▶ [Data for this exercise]:
## begin

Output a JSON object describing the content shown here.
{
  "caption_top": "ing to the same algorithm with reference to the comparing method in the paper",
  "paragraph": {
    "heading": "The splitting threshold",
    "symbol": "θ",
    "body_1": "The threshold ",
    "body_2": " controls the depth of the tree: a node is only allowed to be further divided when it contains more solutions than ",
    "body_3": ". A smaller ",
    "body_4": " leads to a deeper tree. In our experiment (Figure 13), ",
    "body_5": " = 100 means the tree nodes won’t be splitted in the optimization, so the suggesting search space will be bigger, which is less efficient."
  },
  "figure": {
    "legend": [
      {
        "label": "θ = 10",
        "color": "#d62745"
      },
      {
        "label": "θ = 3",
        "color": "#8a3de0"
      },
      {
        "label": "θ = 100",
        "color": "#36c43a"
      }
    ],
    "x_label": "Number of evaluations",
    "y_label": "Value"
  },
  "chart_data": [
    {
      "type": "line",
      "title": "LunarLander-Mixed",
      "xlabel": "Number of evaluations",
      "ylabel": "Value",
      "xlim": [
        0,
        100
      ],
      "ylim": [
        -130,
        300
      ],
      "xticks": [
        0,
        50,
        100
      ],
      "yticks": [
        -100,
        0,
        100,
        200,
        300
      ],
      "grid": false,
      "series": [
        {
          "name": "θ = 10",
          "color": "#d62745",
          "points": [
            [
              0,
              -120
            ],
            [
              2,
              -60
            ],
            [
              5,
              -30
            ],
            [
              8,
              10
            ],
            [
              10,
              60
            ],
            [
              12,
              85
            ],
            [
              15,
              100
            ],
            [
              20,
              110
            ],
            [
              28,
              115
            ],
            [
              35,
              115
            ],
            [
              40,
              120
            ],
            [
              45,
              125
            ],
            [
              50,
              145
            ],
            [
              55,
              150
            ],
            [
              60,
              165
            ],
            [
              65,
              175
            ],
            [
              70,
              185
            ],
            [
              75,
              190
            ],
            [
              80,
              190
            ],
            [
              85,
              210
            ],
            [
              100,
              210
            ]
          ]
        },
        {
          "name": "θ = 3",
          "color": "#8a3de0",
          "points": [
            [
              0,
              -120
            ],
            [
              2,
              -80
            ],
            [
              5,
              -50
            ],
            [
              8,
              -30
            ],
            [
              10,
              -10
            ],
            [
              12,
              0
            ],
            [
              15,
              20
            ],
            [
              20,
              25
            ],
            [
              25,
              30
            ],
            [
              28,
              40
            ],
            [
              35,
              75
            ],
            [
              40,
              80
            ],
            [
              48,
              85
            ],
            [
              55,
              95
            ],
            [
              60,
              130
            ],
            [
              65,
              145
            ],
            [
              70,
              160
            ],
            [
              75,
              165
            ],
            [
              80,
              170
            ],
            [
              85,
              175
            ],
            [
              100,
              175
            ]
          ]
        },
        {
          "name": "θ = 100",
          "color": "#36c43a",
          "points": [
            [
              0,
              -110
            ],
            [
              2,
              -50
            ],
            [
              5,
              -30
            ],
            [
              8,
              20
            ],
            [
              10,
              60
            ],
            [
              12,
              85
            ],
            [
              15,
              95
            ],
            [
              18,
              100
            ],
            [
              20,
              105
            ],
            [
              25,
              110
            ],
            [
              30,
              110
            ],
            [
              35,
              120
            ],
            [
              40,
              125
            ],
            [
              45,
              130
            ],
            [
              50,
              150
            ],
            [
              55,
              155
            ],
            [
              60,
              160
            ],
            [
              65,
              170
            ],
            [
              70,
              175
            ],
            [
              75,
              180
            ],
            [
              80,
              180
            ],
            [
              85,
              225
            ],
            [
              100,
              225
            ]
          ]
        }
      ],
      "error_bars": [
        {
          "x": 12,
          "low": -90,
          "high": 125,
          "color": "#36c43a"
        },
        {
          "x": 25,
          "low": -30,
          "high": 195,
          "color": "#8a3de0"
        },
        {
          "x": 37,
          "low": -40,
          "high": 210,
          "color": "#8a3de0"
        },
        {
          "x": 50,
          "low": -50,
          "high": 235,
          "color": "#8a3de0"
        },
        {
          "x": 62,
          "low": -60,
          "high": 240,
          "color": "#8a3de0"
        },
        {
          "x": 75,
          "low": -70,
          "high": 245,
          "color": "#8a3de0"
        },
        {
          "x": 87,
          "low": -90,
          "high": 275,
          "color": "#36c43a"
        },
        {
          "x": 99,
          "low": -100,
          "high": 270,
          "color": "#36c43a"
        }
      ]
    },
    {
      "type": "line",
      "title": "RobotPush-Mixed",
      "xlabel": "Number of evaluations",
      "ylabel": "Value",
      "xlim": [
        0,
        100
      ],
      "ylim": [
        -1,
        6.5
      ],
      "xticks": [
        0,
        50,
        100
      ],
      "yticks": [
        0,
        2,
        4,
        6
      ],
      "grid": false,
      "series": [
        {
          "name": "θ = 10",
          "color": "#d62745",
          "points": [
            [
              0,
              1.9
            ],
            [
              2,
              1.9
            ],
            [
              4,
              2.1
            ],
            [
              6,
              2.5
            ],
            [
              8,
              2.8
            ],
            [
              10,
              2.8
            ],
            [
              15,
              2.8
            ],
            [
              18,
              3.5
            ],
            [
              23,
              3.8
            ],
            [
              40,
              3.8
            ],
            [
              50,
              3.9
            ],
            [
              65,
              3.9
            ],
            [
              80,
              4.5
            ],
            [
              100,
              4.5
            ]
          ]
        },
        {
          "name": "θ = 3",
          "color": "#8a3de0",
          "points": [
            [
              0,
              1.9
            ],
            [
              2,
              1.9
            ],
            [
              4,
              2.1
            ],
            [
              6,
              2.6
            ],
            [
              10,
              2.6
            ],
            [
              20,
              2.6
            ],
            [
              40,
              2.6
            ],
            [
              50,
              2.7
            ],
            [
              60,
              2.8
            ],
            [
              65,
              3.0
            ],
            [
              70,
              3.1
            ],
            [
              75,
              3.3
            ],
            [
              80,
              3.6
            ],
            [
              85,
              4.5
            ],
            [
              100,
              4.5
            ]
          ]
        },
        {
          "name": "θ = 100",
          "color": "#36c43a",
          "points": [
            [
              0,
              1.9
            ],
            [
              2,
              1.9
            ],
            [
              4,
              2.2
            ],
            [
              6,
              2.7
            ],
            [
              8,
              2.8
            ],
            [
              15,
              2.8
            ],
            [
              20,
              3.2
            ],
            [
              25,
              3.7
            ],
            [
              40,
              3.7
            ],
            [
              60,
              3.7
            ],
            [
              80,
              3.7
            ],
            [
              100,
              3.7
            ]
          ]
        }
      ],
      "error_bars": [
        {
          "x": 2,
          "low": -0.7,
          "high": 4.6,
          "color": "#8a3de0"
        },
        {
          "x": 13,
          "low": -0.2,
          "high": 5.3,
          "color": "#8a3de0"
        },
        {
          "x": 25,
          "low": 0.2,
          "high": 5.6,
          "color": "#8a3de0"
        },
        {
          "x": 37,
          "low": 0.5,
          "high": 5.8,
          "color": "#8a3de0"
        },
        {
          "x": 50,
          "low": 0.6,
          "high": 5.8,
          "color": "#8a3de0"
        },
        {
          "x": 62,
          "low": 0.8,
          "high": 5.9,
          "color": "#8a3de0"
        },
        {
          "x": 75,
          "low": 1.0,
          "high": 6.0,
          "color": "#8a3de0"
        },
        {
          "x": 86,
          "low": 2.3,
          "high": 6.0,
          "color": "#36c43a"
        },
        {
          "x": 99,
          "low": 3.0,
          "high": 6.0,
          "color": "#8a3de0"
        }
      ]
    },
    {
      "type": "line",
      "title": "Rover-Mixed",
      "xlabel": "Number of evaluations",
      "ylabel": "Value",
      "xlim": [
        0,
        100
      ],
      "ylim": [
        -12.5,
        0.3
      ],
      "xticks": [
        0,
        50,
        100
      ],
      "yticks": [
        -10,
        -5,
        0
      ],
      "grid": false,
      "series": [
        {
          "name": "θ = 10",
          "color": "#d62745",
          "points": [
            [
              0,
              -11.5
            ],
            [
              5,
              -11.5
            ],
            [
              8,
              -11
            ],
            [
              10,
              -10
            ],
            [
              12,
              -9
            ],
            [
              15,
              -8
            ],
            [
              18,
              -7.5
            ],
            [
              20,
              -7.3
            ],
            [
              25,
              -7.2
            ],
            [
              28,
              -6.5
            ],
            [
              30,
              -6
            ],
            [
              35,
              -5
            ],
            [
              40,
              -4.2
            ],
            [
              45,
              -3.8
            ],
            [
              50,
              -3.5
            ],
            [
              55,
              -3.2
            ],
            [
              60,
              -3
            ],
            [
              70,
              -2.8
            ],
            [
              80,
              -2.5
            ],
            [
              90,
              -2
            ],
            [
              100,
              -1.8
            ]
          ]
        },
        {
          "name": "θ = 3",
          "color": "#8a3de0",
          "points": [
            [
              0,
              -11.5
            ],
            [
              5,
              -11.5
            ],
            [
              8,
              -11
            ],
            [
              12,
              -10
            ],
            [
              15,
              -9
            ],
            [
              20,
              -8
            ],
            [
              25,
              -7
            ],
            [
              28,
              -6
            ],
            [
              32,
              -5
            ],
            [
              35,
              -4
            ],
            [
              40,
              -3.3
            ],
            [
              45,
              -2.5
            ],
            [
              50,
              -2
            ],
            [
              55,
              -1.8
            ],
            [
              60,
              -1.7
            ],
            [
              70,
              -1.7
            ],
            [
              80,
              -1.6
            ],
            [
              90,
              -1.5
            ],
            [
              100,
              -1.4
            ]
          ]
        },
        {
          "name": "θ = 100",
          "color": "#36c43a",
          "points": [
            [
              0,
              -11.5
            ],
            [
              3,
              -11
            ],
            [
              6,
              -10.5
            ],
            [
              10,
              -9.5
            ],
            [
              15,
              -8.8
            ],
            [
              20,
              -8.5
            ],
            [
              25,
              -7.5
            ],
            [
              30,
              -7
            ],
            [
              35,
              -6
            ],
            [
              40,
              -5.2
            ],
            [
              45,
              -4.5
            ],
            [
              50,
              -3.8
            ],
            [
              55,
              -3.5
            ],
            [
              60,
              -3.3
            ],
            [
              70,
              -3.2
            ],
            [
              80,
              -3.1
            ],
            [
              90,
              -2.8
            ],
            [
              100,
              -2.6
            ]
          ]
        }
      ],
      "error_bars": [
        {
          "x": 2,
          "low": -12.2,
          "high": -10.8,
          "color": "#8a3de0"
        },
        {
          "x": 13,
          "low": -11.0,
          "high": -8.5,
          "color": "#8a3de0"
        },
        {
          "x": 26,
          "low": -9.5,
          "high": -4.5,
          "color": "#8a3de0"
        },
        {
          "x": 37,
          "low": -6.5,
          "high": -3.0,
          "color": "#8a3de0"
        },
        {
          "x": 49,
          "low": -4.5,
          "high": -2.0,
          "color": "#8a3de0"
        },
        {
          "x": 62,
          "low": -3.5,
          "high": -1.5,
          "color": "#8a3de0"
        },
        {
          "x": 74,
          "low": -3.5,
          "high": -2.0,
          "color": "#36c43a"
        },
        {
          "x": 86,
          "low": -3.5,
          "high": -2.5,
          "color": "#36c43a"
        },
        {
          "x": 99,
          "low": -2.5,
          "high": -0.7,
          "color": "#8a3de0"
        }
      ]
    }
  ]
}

## end

Count the lines above that contain the word "title", and reply with only that number.

▶ [Worked solution]:
3